▶ [YOUR OBJECTIVE] Copy out each line of the material below with no changes.

▶ [THE RECORDS]
------------------------------------------------------------------------

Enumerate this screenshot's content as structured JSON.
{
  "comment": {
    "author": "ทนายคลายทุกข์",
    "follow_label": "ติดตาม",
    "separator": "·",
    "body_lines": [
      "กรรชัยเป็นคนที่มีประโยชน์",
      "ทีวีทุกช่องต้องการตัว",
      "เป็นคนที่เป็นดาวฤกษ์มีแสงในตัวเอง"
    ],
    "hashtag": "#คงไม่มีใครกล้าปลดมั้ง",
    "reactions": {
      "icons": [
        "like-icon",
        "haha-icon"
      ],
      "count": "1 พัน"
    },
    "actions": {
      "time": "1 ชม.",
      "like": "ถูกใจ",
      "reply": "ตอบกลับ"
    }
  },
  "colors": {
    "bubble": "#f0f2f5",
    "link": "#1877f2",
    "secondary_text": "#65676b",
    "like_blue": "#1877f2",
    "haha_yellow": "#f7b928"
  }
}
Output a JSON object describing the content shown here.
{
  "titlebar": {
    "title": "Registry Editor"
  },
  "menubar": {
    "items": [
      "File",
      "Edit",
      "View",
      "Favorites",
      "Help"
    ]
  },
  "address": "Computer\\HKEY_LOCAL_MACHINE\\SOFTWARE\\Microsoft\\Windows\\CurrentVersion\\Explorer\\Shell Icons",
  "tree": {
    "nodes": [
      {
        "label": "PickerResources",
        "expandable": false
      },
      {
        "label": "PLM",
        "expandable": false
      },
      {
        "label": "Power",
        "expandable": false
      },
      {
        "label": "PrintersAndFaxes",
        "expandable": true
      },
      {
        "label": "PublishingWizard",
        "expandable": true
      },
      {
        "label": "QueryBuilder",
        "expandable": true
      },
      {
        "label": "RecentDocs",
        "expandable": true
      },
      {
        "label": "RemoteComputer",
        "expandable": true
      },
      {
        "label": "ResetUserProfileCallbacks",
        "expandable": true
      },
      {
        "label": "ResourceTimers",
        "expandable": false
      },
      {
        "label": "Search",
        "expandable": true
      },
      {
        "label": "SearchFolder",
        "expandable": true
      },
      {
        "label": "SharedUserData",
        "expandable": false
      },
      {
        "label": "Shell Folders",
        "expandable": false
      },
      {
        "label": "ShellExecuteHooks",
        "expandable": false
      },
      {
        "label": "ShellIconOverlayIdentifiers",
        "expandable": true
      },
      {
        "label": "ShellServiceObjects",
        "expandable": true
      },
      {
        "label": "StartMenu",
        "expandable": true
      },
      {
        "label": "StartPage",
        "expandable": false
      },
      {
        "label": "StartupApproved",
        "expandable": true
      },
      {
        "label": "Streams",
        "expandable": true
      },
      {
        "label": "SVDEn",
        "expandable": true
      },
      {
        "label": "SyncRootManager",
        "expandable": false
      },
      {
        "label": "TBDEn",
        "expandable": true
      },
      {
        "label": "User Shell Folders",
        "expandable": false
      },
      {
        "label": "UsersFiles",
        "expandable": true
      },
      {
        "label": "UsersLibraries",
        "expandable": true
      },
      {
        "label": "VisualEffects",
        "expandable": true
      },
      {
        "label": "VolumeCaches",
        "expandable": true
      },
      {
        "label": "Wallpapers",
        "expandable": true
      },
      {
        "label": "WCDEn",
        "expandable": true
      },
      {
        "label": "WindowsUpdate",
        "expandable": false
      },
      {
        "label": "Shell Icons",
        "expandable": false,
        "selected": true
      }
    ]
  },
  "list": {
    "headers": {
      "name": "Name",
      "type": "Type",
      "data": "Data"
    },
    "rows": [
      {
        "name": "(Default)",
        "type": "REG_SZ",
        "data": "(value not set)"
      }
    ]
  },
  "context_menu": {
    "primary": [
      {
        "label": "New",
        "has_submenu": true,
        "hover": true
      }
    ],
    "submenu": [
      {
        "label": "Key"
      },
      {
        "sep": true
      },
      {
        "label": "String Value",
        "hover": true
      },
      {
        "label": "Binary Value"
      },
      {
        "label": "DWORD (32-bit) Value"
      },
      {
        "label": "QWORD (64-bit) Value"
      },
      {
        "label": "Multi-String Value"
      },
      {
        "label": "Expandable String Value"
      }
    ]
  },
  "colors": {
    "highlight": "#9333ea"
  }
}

------------------------------------------------------------------------

▶ [FINAL RESULT]
Enumerate this screenshot's content as structured JSON.
{
  "comment": {
    "author": "ทนายคลายทุกข์",
    "follow_label": "ติดตาม",
    "separator": "·",
    "body_lines": [
      "กรรชัยเป็นคนที่มีประโยชน์",
      "ทีวีทุกช่องต้องการตัว",
      "เป็นคนที่เป็นดาวฤกษ์มีแสงในตัวเอง"
    ],
    "hashtag": "#คงไม่มีใครกล้าปลดมั้ง",
    "reactions": {
      "icons": [
        "like-icon",
        "haha-icon"
      ],
      "count": "1 พัน"
    },
    "actions": {
      "time": "1 ชม.",
      "like": "ถูกใจ",
      "reply": "ตอบกลับ"
    }
  },
  "colors": {
    "bubble": "#f0f2f5",
    "link": "#1877f2",
    "secondary_text": "#65676b",
    "like_blue": "#1877f2",
    "haha_yellow": "#f7b928"
  }
}
Output a JSON object describing the content shown here.
{
  "titlebar": {
    "title": "Registry Editor"
  },
  "menubar": {
    "items": [
      "File",
      "Edit",
      "View",
      "Favorites",
      "Help"
    ]
  },
  "address": "Computer\\HKEY_LOCAL_MACHINE\\SOFTWARE\\Microsoft\\Windows\\CurrentVersion\\Explorer\\Shell Icons",
  "tree": {
    "nodes": [
      {
        "label": "PickerResources",
        "expandable": false
      },
      {
        "label": "PLM",
        "expandable": false
      },
      {
        "label": "Power",
        "expandable": false
      },
      {
        "label": "PrintersAndFaxes",
        "expandable": true
      },
      {
        "label": "PublishingWizard",
        "expandable": true
      },
      {
        "label": "QueryBuilder",
        "expandable": true
      },
      {
        "label": "RecentDocs",
        "expandable": true
      },
      {
        "label": "RemoteComputer",
        "expandable": true
      },
      {
        "label": "ResetUserProfileCallbacks",
        "expandable": true
      },
      {
        "label": "ResourceTimers",
        "expandable": false
      },
      {
        "label": "Search",
        "expandable": true
      },
      {
        "label": "SearchFolder",
        "expandable": true
      },
      {
        "label": "SharedUserData",
        "expandable": false
      },
      {
        "label": "Shell Folders",
        "expandable": false
      },
      {
        "label": "ShellExecuteHooks",
        "expandable": false
      },
      {
        "label": "ShellIconOverlayIdentifiers",
        "expandable": true
      },
      {
        "label": "ShellServiceObjects",
        "expandable": true
      },
      {
        "label": "StartMenu",
        "expandable": true
      },
      {
        "label": "StartPage",
        "expandable": false
      },
      {
        "label": "StartupApproved",
        "expandable": true
      },
      {
        "label": "Streams",
        "expandable": true
      },
      {
        "label": "SVDEn",
        "expandable": true
      },
      {
        "label": "SyncRootManager",
        "expandable": false
      },
      {
        "label": "TBDEn",
        "expandable": true
      },
      {
        "label": "User Shell Folders",
        "expandable": false
      },
      {
        "label": "UsersFiles",
        "expandable": true
      },
      {
        "label": "UsersLibraries",
        "expandable": true
      },
      {
        "label": "VisualEffects",
        "expandable": true
      },
      {
        "label": "VolumeCaches",
        "expandable": true
      },
      {
        "label": "Wallpapers",
        "expandable": true
      },
      {
        "label": "WCDEn",
        "expandable": true
      },
      {
        "label": "WindowsUpdate",
        "expandable": false
      },
      {
        "label": "Shell Icons",
        "expandable": false,
        "selected": true
      }
    ]
  },
  "list": {
    "headers": {
      "name": "Name",
      "type": "Type",
      "data": "Data"
    },
    "rows": [
      {
        "name": "(Default)",
        "type": "REG_SZ",
        "data": "(value not set)"
      }
    ]
  },
  "context_menu": {
    "primary": [
      {
        "label": "New",
        "has_submenu": true,
        "hover": true
      }
    ],
    "submenu": [
      {
        "label": "Key"
      },
      {
        "sep": true
      },
      {
        "label": "String Value",
        "hover": true
      },
      {
        "label": "Binary Value"
      },
      {
        "label": "DWORD (32-bit) Value"
      },
      {
        "label": "QWORD (64-bit) Value"
      },
      {
        "label": "Multi-String Value"
      },
      {
        "label": "Expandable String Value"
      }
    ]
  },
  "colors": {
    "highlight": "#9333ea"
  }
}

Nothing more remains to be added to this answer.